━━ Supplied material ━━

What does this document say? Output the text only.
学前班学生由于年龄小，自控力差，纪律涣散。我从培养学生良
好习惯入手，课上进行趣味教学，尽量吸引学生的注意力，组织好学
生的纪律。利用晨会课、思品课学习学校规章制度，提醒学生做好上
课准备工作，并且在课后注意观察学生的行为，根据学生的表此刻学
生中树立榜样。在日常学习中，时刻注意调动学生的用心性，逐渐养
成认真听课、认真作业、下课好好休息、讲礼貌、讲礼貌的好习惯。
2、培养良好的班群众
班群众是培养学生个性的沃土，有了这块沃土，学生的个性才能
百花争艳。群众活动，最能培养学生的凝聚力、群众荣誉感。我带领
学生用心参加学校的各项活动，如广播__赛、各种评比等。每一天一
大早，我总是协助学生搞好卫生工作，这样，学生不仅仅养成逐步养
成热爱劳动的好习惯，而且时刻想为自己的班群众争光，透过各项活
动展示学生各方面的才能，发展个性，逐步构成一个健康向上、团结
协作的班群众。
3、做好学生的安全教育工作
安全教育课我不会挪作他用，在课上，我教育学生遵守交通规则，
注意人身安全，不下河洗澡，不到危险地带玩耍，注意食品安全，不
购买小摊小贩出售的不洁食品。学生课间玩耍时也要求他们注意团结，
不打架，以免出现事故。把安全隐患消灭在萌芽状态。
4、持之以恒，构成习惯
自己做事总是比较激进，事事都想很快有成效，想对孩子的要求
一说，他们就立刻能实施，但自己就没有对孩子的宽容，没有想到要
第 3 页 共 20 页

━━━

## Description of the task
Write down all the entries again without a single difference.

## Correct answer
What does this document say? Output the text only.
学前班学生由于年龄小，自控力差，纪律涣散。我从培养学生良
好习惯入手，课上进行趣味教学，尽量吸引学生的注意力，组织好学
生的纪律。利用晨会课、思品课学习学校规章制度，提醒学生做好上
课准备工作，并且在课后注意观察学生的行为，根据学生的表此刻学
生中树立榜样。在日常学习中，时刻注意调动学生的用心性，逐渐养
成认真听课、认真作业、下课好好休息、讲礼貌、讲礼貌的好习惯。
2、培养良好的班群众
班群众是培养学生个性的沃土，有了这块沃土，学生的个性才能
百花争艳。群众活动，最能培养学生的凝聚力、群众荣誉感。我带领
学生用心参加学校的各项活动，如广播__赛、各种评比等。每一天一
大早，我总是协助学生搞好卫生工作，这样，学生不仅仅养成逐步养
成热爱劳动的好习惯，而且时刻想为自己的班群众争光，透过各项活
动展示学生各方面的才能，发展个性，逐步构成一个健康向上、团结
协作的班群众。
3、做好学生的安全教育工作
安全教育课我不会挪作他用，在课上，我教育学生遵守交通规则，
注意人身安全，不下河洗澡，不到危险地带玩耍，注意食品安全，不
购买小摊小贩出售的不洁食品。学生课间玩耍时也要求他们注意团结，
不打架，以免出现事故。把安全隐患消灭在萌芽状态。
4、持之以恒，构成习惯
自己做事总是比较激进，事事都想很快有成效，想对孩子的要求
一说，他们就立刻能实施，但自己就没有对孩子的宽容，没有想到要
第 3 页 共 20 页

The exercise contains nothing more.